#### [Your goal]
Every line of the data that contains the string "ventricular" must be copied.

+ + + + + + +

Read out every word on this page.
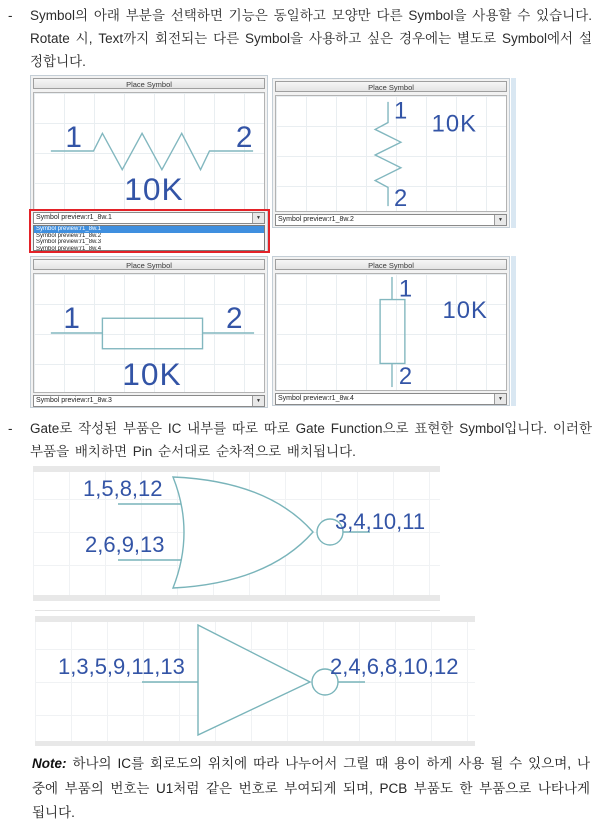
-	Symbol의 아래 부분을 선택하면 기능은 동일하고 모양만 다른 Symbol을 사용할 수 있습니다. Rotate 시, Text까지 회전되는 다른 Symbol을 사용하고 싶은 경우에는 별도로 Symbol에서 설정합니다.
Place Symbol
1	2
10K
Symbol preview:r1_8w.1	▼
Symbol preview:r1_8w.1
Symbol preview:r1_8w.2
Symbol preview:r1_8w.3
Symbol preview:r1_8w.4
Place Symbol
1
2
10K
Symbol preview:r1_8w.2	▼
Place Symbol
1	2
10K
Symbol preview:r1_8w.3	▼
Place Symbol
1
2
10K
Symbol preview:r1_8w.4	▼
-	Gate로 작성된 부품은 IC 내부를 따로 따로 Gate Function으로 표현한 Symbol입니다. 이러한 부품을 배치하면 Pin 순서대로 순차적으로 배치됩니다.
1,5,8,12
2,6,9,13
3,4,10,11
1,3,5,9,11,13	2,4,6,8,10,12
Note: 하나의 IC를 회로도의 위치에 따라 나누어서 그릴 때 용이 하게 사용 될 수 있으며, 나중에 부품의 번호는 U1처럼 같은 번호로 부여되게 되며, PCB 부품도 한 부품으로 나타나게 됩니다.
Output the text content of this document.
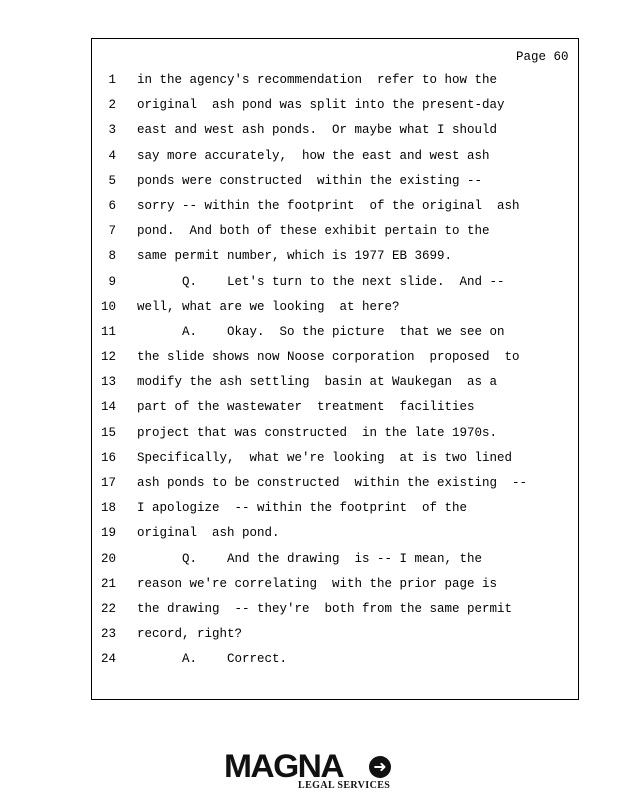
Page 60
1 in the agency's recommendation  refer to how the
2 original  ash pond was split into the present-day
3 east and west ash ponds.  Or maybe what I should
4 say more accurately,  how the east and west ash
5 ponds were constructed  within the existing --
6 sorry -- within the footprint  of the original  ash
7 pond.  And both of these exhibit pertain to the
8 same permit number, which is 1977 EB 3699.
9 Q.    Let's turn to the next slide.  And --
10 well, what are we looking  at here?
11 A.    Okay.  So the picture  that we see on
12 the slide shows now Noose corporation  proposed  to
13 modify the ash settling  basin at Waukegan  as a
14 part of the wastewater  treatment  facilities
15 project that was constructed  in the late 1970s.
16 Specifically,  what we're looking  at is two lined
17 ash ponds to be constructed  within the existing  --
18 I apologize  -- within the footprint  of the
19 original  ash pond.
20 Q.    And the drawing  is -- I mean, the
21 reason we're correlating  with the prior page is
22 the drawing  -- they're  both from the same permit
23 record, right?
24 A.    Correct.
MAGNA ➜
LEGAL SERVICES
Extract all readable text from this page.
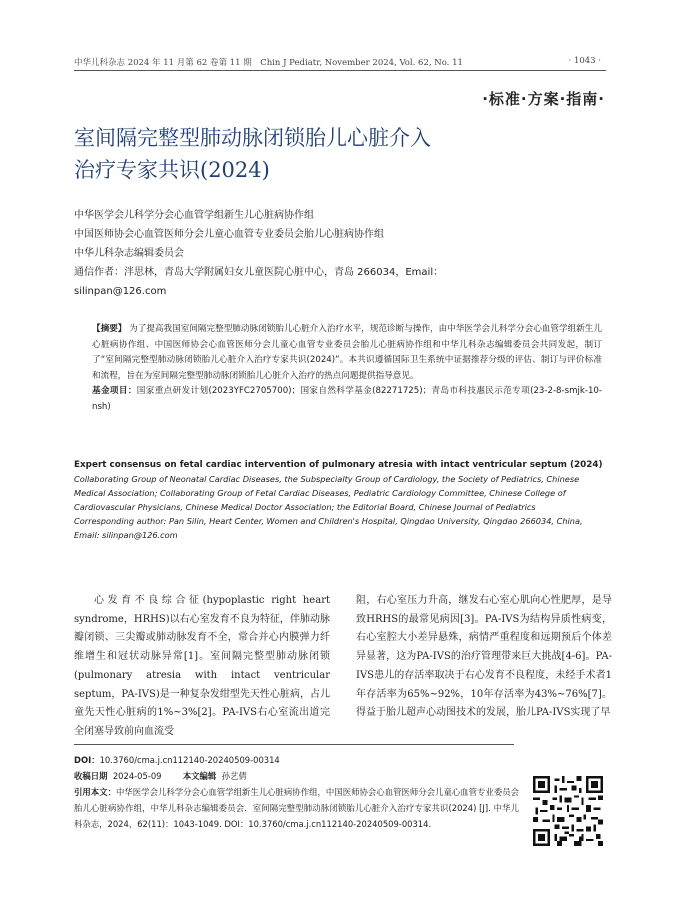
中华儿科杂志 2024 年 11 月第 62 卷第 11 期　Chin J Pediatr, November 2024, Vol. 62, No. 11	· 1043 ·
·标准·方案·指南·
室间隔完整型肺动脉闭锁胎儿心脏介入
治疗专家共识(2024)
中华医学会儿科学分会心血管学组新生儿心脏病协作组
中国医师协会心血管医师分会儿童心血管专业委员会胎儿心脏病协作组
中华儿科杂志编辑委员会
通信作者：泮思林，青岛大学附属妇女儿童医院心脏中心，青岛 266034，Email：
silinpan@126.com
【摘要】 为了提高我国室间隔完整型肺动脉闭锁胎儿心脏介入治疗水平，规范诊断与操作，由中华医学会儿科学分会心血管学组新生儿心脏病协作组、中国医师协会心血管医师分会儿童心血管专业委员会胎儿心脏病协作组和中华儿科杂志编辑委员会共同发起，制订了“室间隔完整型肺动脉闭锁胎儿心脏介入治疗专家共识(2024)”。本共识遵循国际卫生系统中证据推荐分级的评估、制订与评价标准和流程，旨在为室间隔完整型肺动脉闭锁胎儿心脏介入治疗的热点问题提供指导意见。
基金项目：国家重点研发计划(2023YFC2705700)；国家自然科学基金(82271725)；青岛市科技惠民示范专项(23-2-8-smjk-10-nsh)
Expert consensus on fetal cardiac intervention of pulmonary atresia with intact ventricular septum (2024)
Collaborating Group of Neonatal Cardiac Diseases, the Subspecialty Group of Cardiology, the Society of Pediatrics, Chinese Medical Association; Collaborating Group of Fetal Cardiac Diseases, Pediatric Cardiology Committee, Chinese College of Cardiovascular Physicians, Chinese Medical Doctor Association; the Editorial Board, Chinese Journal of Pediatrics
Corresponding author: Pan Silin, Heart Center, Women and Children's Hospital, Qingdao University, Qingdao 266034, China, Email: silinpan@126.com

心发育不良综合征(hypoplastic right heart syndrome，HRHS)以右心室发育不良为特征，伴肺动脉瓣闭锁、三尖瓣或肺动脉发育不全，常合并心内膜弹力纤维增生和冠状动脉异常[1]。室间隔完整型肺动脉闭锁(pulmonary atresia with intact ventricular septum，PA-IVS)是一种复杂发绀型先天性心脏病，占儿童先天性心脏病的1%~3%[2]。PA-IVS右心室流出道完全闭塞导致前向血流受

阻，右心室压力升高，继发右心室心肌向心性肥厚，是导致HRHS的最常见病因[3]。PA-IVS为结构异质性病变，右心室腔大小差异悬殊，病情严重程度和远期预后个体差异显著，这为PA-IVS的治疗管理带来巨大挑战[4-6]。PA-IVS患儿的存活率取决于右心发育不良程度，未经手术者1年存活率为65%~92%，10年存活率为43%~76%[7]。得益于胎儿超声心动图技术的发展，胎儿PA-IVS实现了早

DOI：10.3760/cma.j.cn112140-20240509-00314
收稿日期 2024-05-09	本文编辑 孙艺倩
引用本文：中华医学会儿科学分会心血管学组新生儿心脏病协作组，中国医师协会心血管医师分会儿童心血管专业委员会胎儿心脏病协作组，中华儿科杂志编辑委员会．室间隔完整型肺动脉闭锁胎儿心脏介入治疗专家共识(2024) [J]. 中华儿科杂志，2024，62(11)：1043-1049. DOI：10.3760/cma.j.cn112140-20240509-00314.
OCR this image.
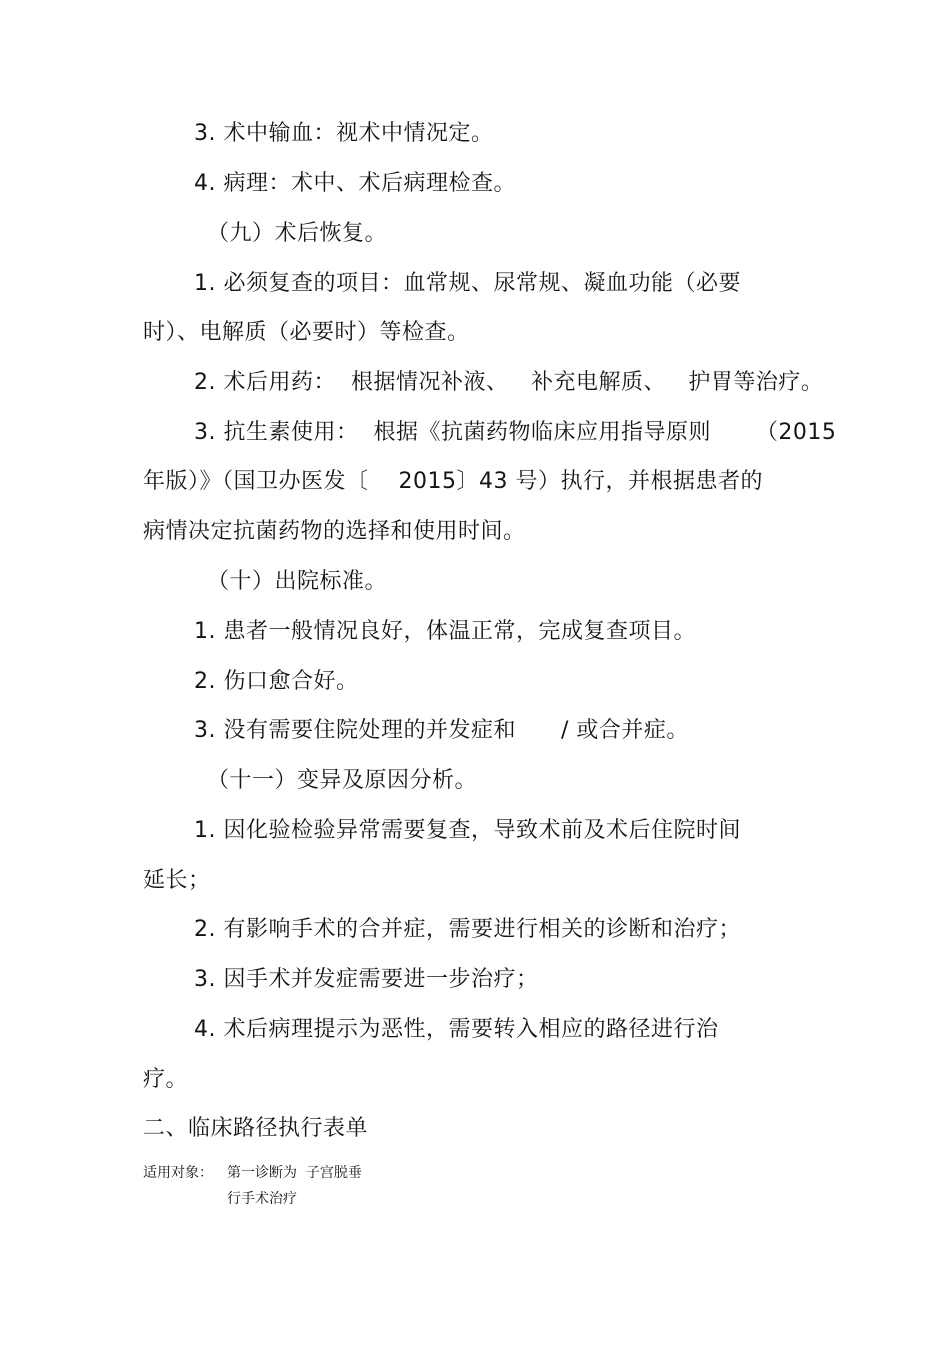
3. 术中输血：视术中情况定。
4. 病理：术中、术后病理检查。
（九）术后恢复。
1. 必须复查的项目：血常规、尿常规、凝血功能（必要
时）、电解质（必要时）等检查。
2. 术后用药：  根据情况补液、   补充电解质、   护胃等治疗。
3. 抗生素使用：  根据《抗菌药物临床应用指导原则      （2015
年版）》（国卫办医发〔    2015〕43 号）执行，并根据患者的
病情决定抗菌药物的选择和使用时间。
（十）出院标准。
1. 患者一般情况良好，体温正常，完成复查项目。
2. 伤口愈合好。
3. 没有需要住院处理的并发症和      / 或合并症。
（十一）变异及原因分析。
1. 因化验检验异常需要复查，导致术前及术后住院时间
延长；
2. 有影响手术的合并症，需要进行相关的诊断和治疗；
3. 因手术并发症需要进一步治疗；
4. 术后病理提示为恶性，需要转入相应的路径进行治
疗。
二、临床路径执行表单
适用对象： 第一诊断为  子宫脱垂
行手术治疗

+ + + + + + +

#### [Result for this task]
Expert consensus on fetal cardiac intervention of pulmonary atresia with intact ventricular septum (2024)
心发育不良综合征(hypoplastic right heart syndrome，HRHS)以右心室发育不良为特征，伴肺动脉瓣闭锁、三尖瓣或肺动脉发育不全，常合并心内膜弹力纤维增生和冠状动脉异常[1]。室间隔完整型肺动脉闭锁(pulmonary atresia with intact ventricular septum，PA-IVS)是一种复杂发绀型先天性心脏病，占儿童先天性心脏病的1%~3%[2]。PA-IVS右心室流出道完全闭塞导致前向血流受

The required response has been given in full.